**Exercise instructions**
From the entries below, copy every line that holds the word "Huxley".

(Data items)
+++

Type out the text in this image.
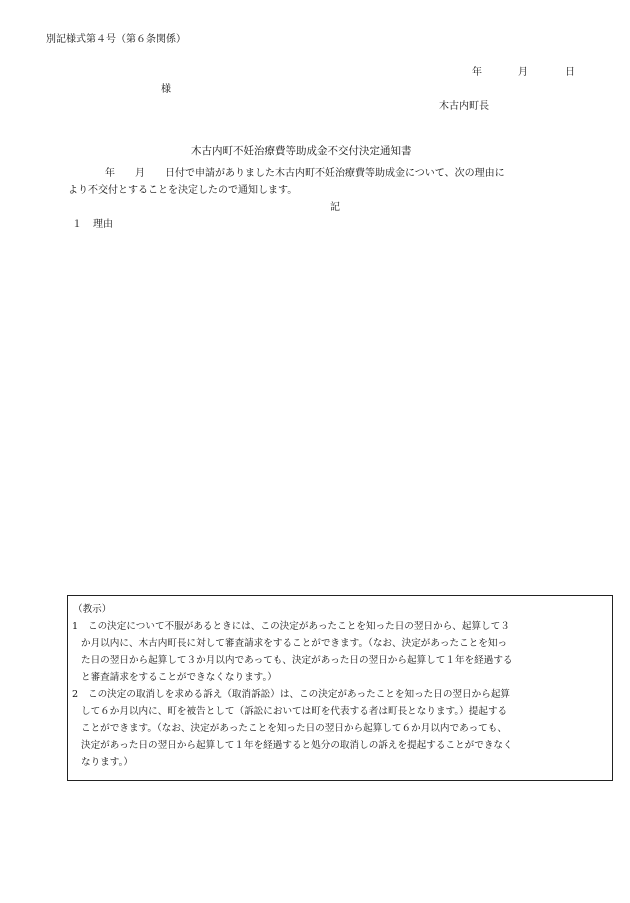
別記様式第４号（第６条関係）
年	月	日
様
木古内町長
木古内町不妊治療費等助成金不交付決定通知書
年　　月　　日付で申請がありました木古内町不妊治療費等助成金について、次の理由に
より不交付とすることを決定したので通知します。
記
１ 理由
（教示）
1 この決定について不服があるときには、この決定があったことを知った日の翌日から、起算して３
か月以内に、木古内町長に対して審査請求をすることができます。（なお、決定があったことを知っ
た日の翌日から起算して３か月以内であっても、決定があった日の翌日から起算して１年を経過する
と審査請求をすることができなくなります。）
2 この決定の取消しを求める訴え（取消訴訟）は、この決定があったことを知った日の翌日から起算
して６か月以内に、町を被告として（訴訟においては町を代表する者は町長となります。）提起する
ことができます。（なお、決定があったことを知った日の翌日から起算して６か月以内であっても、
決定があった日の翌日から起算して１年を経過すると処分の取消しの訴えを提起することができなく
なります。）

+++

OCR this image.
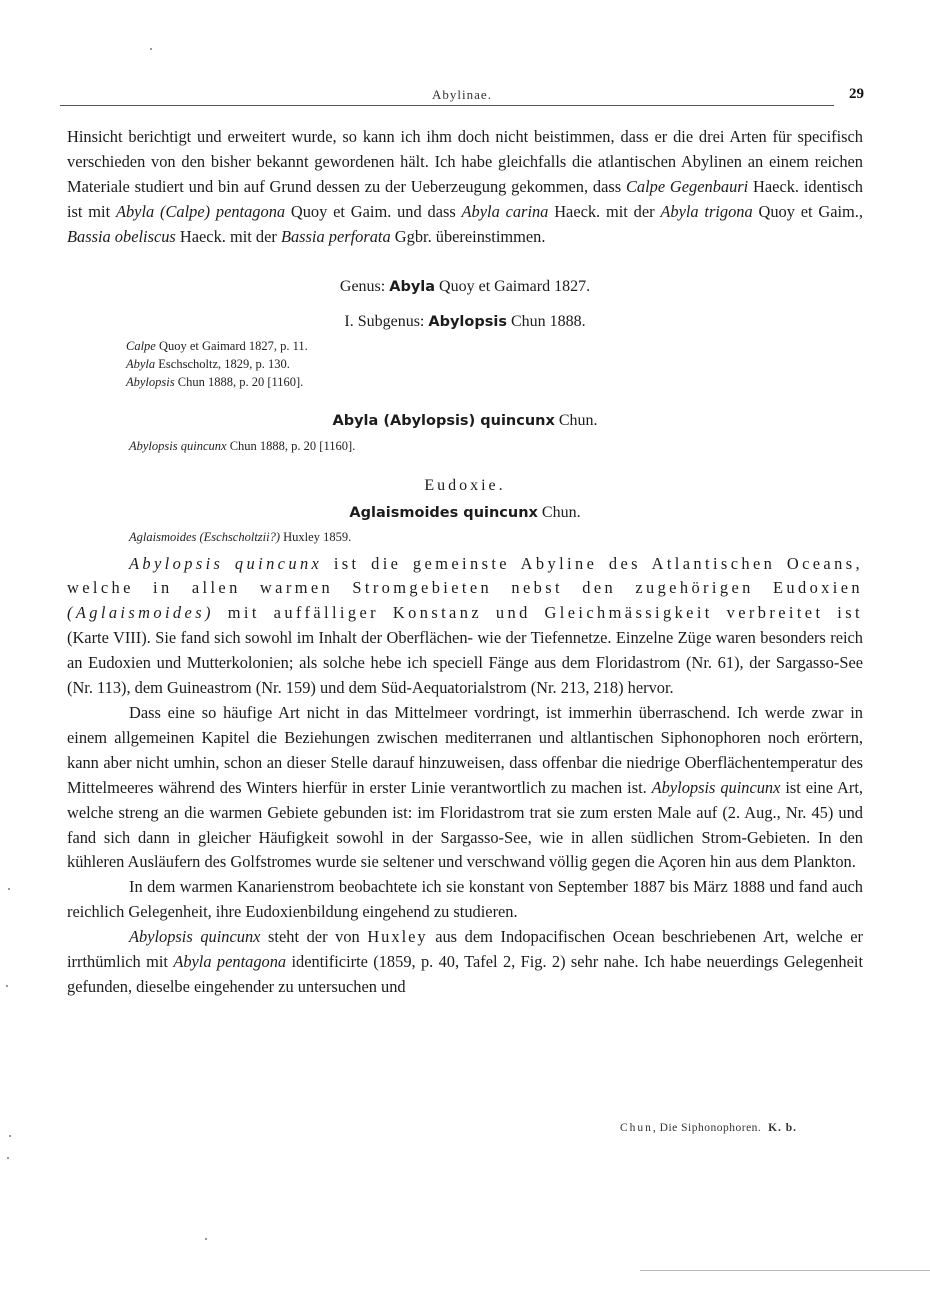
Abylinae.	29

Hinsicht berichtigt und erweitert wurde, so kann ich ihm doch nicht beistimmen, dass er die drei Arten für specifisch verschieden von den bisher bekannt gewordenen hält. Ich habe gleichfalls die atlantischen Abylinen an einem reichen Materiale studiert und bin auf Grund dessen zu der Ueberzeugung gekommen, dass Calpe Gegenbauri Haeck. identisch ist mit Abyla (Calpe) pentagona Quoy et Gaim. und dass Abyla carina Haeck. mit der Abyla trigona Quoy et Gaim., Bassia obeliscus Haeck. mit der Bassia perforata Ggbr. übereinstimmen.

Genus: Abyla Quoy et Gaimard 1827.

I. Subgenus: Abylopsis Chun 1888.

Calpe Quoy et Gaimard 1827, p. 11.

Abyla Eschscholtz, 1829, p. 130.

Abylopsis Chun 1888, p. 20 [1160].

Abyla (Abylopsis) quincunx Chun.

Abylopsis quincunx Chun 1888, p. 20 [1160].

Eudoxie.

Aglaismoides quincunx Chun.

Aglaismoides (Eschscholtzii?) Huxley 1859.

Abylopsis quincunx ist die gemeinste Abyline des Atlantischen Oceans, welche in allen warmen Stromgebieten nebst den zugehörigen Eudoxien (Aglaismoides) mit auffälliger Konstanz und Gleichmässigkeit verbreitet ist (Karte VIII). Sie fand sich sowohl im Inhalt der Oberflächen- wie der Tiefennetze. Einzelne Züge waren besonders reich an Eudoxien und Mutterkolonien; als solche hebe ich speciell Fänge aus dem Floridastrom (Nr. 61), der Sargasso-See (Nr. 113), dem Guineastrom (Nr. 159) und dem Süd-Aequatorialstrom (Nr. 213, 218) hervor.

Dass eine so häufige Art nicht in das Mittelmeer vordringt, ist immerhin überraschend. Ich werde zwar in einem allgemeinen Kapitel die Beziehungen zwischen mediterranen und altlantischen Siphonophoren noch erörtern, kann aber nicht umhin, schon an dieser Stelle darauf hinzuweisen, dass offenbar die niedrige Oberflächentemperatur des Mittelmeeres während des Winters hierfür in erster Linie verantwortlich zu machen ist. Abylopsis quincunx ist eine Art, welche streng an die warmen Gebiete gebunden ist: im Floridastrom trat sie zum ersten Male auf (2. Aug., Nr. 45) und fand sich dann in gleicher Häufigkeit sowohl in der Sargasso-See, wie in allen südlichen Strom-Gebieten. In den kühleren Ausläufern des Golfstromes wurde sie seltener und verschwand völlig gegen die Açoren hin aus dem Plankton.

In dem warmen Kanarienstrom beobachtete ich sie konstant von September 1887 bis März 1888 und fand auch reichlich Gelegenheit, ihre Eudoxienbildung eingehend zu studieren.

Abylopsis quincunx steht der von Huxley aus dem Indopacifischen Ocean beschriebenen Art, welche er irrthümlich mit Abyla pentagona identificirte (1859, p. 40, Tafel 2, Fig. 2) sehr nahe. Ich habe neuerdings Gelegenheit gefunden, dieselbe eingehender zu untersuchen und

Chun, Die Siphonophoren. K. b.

+++

**Correct response**
Aglaismoides (Eschscholtzii?) Huxley 1859.
Abylopsis quincunx steht der von Huxley aus dem Indopacifischen Ocean beschriebenen Art, welche er irrthümlich mit Abyla pentagona identificirte (1859, p. 40, Tafel 2, Fig. 2) sehr nahe. Ich habe neuerdings Gelegenheit gefunden, dieselbe eingehender zu untersuchen und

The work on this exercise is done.